[Your goal]
Across the entries, how many lines have the string "JSON" in them? Reply with only a number.

[Record excerpts]
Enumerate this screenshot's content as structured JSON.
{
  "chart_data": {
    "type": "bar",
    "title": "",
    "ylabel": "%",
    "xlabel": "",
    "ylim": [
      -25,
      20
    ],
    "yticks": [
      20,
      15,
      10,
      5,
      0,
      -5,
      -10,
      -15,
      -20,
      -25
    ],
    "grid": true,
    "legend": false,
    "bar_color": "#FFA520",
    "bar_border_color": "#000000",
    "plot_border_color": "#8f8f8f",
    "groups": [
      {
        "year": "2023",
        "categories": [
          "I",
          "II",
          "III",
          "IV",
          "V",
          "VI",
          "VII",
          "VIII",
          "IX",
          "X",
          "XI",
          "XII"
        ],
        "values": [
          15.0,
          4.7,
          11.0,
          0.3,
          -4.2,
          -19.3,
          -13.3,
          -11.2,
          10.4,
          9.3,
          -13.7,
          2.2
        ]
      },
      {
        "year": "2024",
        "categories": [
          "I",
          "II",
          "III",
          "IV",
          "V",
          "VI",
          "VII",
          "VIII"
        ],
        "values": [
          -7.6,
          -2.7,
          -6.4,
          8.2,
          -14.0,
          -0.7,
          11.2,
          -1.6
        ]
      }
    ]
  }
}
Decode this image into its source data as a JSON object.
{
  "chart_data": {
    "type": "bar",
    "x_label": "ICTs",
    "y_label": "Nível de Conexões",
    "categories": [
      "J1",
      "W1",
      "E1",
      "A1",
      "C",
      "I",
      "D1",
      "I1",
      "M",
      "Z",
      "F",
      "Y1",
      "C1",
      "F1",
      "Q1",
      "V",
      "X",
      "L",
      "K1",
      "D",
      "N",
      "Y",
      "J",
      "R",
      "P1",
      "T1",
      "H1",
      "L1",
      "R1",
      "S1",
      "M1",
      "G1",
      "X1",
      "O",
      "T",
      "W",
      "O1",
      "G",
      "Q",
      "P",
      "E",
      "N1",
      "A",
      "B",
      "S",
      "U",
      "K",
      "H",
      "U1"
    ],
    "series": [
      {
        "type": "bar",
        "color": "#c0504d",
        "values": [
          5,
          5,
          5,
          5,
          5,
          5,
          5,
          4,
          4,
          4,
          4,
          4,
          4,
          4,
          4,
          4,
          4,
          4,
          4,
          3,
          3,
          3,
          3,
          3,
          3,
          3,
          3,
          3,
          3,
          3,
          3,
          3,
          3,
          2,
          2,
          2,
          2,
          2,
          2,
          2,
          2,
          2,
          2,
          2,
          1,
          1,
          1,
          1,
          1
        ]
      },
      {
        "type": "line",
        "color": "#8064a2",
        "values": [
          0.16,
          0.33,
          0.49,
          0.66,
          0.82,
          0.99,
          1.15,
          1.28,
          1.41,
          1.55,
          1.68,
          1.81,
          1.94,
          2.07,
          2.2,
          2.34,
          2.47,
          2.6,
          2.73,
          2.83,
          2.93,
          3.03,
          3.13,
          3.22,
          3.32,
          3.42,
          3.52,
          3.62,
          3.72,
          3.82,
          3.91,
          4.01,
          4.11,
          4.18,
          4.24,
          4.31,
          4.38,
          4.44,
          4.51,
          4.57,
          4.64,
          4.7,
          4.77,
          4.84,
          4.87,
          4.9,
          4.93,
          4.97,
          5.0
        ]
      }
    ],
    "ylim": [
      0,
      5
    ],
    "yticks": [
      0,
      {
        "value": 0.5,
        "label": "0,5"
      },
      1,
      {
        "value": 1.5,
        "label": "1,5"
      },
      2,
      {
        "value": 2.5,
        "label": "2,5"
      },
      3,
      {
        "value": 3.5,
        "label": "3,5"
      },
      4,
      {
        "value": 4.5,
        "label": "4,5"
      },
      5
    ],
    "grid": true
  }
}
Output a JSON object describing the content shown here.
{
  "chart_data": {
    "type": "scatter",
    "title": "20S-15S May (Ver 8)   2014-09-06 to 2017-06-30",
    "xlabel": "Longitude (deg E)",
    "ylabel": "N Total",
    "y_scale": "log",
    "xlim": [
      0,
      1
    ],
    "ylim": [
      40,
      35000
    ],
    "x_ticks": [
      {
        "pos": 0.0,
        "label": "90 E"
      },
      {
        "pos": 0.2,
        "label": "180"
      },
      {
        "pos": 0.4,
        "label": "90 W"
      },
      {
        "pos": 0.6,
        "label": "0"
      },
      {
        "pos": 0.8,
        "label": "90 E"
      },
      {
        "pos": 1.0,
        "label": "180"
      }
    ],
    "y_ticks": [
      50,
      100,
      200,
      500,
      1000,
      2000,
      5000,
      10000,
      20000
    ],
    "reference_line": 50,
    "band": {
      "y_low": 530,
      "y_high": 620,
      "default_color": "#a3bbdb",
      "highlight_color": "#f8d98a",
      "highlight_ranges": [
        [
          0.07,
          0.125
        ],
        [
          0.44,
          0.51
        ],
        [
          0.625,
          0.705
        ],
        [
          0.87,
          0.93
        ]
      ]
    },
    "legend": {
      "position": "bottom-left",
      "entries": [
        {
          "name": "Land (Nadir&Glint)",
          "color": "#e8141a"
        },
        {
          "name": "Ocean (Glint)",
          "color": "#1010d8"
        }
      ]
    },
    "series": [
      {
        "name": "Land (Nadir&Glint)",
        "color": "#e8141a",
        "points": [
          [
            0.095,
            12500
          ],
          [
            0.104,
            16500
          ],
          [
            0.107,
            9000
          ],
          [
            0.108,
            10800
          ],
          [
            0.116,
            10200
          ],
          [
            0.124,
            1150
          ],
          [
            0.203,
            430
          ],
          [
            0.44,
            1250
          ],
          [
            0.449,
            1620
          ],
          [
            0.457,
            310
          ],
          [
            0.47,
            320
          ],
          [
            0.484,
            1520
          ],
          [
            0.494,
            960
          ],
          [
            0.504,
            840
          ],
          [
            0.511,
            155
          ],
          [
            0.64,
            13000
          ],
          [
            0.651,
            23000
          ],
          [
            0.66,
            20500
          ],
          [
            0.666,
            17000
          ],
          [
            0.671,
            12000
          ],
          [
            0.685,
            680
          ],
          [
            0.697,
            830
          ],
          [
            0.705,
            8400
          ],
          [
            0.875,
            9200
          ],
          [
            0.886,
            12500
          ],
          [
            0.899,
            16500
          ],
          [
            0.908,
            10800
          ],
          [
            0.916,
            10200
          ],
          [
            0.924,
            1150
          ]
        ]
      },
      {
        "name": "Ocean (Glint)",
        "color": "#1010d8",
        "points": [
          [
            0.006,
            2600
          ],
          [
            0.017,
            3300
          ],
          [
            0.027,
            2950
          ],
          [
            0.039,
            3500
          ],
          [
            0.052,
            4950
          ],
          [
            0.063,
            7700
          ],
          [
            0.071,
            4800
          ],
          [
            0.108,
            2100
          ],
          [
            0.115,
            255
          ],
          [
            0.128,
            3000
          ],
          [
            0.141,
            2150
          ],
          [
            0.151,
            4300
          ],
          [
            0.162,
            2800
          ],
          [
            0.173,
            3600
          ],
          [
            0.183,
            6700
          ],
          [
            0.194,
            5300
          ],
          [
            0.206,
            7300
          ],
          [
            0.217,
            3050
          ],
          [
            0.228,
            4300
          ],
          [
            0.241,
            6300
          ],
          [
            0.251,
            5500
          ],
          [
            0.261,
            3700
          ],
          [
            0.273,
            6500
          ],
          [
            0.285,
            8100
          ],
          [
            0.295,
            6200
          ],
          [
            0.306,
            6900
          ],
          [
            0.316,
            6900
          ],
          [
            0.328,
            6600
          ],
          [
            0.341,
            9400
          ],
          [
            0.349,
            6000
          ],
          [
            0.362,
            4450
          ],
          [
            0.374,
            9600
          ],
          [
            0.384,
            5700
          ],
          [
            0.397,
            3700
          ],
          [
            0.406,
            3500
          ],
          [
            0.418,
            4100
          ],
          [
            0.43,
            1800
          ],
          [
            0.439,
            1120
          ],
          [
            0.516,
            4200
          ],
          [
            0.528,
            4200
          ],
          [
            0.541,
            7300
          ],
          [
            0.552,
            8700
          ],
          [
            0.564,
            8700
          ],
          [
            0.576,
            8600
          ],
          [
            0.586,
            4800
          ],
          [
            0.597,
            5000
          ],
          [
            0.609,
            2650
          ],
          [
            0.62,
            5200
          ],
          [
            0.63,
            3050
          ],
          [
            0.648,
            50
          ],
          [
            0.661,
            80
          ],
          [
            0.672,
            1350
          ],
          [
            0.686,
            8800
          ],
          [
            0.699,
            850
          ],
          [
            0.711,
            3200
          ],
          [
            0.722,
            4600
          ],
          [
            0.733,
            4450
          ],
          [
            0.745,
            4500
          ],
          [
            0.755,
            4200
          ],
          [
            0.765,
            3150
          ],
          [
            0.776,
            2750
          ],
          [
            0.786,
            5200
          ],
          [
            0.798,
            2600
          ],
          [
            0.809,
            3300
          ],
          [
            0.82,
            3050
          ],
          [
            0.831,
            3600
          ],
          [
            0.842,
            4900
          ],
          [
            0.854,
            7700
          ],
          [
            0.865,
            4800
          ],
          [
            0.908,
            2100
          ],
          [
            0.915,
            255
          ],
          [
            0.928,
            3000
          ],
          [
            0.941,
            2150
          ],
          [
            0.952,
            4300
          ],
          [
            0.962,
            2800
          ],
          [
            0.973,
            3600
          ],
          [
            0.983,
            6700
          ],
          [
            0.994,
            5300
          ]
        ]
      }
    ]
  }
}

[Answer to this task]
3